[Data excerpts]
↓

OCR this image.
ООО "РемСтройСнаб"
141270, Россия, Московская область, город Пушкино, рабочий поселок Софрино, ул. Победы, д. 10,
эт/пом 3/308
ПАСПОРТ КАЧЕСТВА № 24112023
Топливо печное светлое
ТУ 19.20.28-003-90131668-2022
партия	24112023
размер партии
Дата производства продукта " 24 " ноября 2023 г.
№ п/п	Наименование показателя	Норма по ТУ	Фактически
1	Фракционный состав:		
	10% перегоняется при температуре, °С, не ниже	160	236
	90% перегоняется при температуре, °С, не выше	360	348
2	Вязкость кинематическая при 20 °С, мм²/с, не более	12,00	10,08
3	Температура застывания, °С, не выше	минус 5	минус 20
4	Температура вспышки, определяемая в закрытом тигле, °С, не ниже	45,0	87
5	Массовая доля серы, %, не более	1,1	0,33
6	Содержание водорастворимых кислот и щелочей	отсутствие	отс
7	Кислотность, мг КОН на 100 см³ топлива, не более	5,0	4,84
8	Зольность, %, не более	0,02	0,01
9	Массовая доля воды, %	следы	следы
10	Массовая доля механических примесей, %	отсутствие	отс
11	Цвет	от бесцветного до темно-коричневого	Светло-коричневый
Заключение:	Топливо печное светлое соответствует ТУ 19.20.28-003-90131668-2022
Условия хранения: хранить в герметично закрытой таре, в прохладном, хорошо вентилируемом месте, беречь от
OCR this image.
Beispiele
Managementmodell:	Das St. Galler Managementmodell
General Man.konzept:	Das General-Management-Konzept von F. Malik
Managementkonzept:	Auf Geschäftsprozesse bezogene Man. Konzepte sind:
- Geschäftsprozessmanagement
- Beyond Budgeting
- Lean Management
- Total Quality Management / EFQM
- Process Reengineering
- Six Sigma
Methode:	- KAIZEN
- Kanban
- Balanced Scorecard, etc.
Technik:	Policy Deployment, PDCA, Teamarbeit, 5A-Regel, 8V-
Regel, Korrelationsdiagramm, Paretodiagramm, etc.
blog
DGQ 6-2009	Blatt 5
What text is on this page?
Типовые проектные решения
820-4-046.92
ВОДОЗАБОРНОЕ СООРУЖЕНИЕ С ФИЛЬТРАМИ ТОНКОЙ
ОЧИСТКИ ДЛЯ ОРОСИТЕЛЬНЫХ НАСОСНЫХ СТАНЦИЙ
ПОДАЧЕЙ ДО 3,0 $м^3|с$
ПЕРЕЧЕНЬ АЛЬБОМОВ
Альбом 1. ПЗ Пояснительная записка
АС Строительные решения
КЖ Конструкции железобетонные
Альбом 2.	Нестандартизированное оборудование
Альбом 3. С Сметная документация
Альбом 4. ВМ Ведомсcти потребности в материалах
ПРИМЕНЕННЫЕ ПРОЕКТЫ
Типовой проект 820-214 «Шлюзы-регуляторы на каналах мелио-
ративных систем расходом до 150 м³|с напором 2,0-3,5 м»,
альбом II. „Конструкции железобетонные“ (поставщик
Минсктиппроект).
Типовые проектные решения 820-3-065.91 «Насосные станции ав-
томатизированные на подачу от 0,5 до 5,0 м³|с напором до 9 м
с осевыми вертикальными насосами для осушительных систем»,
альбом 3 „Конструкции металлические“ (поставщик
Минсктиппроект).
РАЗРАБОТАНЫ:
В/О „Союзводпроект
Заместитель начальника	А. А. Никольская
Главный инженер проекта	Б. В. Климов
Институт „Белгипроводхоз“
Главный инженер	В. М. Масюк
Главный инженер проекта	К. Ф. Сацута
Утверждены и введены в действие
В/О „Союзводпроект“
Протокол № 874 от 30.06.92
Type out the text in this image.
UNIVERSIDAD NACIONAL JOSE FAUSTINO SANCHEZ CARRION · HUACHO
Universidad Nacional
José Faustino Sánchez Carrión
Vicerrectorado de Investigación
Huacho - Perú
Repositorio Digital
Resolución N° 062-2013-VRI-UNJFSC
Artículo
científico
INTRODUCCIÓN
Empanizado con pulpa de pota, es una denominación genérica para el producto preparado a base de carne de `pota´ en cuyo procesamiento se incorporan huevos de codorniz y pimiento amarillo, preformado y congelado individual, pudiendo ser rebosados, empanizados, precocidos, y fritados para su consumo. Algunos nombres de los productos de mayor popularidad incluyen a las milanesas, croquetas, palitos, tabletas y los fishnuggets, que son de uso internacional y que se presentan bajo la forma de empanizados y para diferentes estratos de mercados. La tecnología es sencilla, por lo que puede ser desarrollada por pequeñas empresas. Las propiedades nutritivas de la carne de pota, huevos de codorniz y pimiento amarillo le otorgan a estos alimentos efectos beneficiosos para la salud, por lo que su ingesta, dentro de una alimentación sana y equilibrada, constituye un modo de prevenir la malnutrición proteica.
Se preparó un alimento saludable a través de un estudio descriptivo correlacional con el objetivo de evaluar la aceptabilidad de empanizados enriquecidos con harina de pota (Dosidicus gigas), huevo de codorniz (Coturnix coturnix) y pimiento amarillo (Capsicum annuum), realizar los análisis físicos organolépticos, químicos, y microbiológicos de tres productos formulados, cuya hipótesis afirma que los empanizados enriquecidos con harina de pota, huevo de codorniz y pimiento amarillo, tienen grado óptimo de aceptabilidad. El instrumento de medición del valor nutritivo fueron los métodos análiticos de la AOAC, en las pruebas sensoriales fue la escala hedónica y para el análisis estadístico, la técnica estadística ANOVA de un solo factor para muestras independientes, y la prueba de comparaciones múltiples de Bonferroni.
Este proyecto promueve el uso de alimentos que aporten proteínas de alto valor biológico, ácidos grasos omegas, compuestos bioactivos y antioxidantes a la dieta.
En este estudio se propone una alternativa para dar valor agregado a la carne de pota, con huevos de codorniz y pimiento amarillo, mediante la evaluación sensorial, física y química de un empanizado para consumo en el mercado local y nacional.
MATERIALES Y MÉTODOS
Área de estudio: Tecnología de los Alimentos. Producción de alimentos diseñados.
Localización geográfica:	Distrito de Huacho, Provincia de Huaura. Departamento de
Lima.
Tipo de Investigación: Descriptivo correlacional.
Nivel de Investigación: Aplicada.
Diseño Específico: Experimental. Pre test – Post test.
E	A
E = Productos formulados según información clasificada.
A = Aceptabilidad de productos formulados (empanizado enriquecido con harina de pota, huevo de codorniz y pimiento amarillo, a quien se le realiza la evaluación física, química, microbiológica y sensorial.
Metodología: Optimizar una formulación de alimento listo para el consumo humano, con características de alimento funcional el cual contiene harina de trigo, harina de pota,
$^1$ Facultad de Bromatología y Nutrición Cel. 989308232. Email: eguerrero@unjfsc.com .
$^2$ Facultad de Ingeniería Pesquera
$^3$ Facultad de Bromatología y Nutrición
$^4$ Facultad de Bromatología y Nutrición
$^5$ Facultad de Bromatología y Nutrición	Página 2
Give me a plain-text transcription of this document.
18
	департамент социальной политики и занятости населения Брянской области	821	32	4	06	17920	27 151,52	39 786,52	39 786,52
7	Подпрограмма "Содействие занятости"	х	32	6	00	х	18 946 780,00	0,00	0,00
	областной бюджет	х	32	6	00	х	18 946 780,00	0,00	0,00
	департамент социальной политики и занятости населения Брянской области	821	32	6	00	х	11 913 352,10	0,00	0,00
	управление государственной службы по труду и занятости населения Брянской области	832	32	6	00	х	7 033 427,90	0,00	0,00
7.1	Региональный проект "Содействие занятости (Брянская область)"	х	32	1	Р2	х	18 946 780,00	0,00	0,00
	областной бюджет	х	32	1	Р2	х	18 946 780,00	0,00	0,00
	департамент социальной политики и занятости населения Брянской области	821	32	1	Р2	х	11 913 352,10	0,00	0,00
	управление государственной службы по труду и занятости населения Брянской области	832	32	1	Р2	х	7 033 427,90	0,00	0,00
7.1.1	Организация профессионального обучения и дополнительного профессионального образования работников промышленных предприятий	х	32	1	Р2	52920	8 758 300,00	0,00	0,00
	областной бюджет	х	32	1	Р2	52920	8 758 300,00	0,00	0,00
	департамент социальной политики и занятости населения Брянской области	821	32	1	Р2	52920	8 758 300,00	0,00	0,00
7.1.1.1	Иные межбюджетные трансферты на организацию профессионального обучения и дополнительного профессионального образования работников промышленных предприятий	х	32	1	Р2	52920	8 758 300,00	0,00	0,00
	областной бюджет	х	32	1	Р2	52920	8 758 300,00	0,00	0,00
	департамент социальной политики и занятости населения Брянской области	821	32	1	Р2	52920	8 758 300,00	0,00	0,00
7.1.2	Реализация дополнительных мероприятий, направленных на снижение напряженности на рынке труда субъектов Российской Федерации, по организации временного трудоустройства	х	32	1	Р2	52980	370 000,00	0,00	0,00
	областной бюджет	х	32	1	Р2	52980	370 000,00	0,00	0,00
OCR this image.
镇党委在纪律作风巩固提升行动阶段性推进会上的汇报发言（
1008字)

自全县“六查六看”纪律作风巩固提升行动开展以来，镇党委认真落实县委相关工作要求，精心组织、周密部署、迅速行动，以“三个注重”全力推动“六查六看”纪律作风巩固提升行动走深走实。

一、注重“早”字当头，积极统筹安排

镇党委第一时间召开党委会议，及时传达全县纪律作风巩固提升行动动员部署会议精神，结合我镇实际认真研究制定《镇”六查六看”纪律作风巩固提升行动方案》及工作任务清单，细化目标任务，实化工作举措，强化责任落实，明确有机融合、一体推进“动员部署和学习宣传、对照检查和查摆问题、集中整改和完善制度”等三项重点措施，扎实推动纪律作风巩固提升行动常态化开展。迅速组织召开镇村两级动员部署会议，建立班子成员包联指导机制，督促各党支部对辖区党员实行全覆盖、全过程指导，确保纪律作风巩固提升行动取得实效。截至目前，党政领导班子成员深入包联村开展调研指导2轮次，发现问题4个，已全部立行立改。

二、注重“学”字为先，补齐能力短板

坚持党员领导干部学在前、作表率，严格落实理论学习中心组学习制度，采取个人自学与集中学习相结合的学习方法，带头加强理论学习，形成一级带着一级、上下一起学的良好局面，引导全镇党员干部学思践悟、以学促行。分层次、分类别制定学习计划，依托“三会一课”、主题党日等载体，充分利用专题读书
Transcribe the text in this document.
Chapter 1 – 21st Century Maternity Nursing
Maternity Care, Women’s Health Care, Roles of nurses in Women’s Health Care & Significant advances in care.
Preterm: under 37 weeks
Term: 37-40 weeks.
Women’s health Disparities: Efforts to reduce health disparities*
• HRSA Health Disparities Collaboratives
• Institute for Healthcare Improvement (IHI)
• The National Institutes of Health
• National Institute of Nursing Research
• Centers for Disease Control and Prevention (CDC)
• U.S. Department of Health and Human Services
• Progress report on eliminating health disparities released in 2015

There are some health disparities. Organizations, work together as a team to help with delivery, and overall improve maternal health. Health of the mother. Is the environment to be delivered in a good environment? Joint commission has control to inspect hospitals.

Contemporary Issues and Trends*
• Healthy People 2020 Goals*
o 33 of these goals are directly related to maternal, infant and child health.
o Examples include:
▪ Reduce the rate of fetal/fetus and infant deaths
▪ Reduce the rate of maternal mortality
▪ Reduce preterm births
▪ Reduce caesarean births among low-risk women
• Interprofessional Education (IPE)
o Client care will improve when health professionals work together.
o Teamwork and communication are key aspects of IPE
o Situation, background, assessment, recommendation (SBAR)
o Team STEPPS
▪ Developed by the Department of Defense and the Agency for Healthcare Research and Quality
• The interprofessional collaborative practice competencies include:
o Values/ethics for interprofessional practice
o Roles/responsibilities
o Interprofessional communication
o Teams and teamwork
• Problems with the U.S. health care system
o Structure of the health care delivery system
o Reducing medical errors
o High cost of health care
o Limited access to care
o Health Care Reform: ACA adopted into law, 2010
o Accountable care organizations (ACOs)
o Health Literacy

↑

WHAT THE TASK REQUIRES
Copy all lines of the material above where the string "проекта" occurs.

TASK RESPONSE
Главный инженер проекта	Б. В. Климов
Главный инженер проекта	К. Ф. Сацута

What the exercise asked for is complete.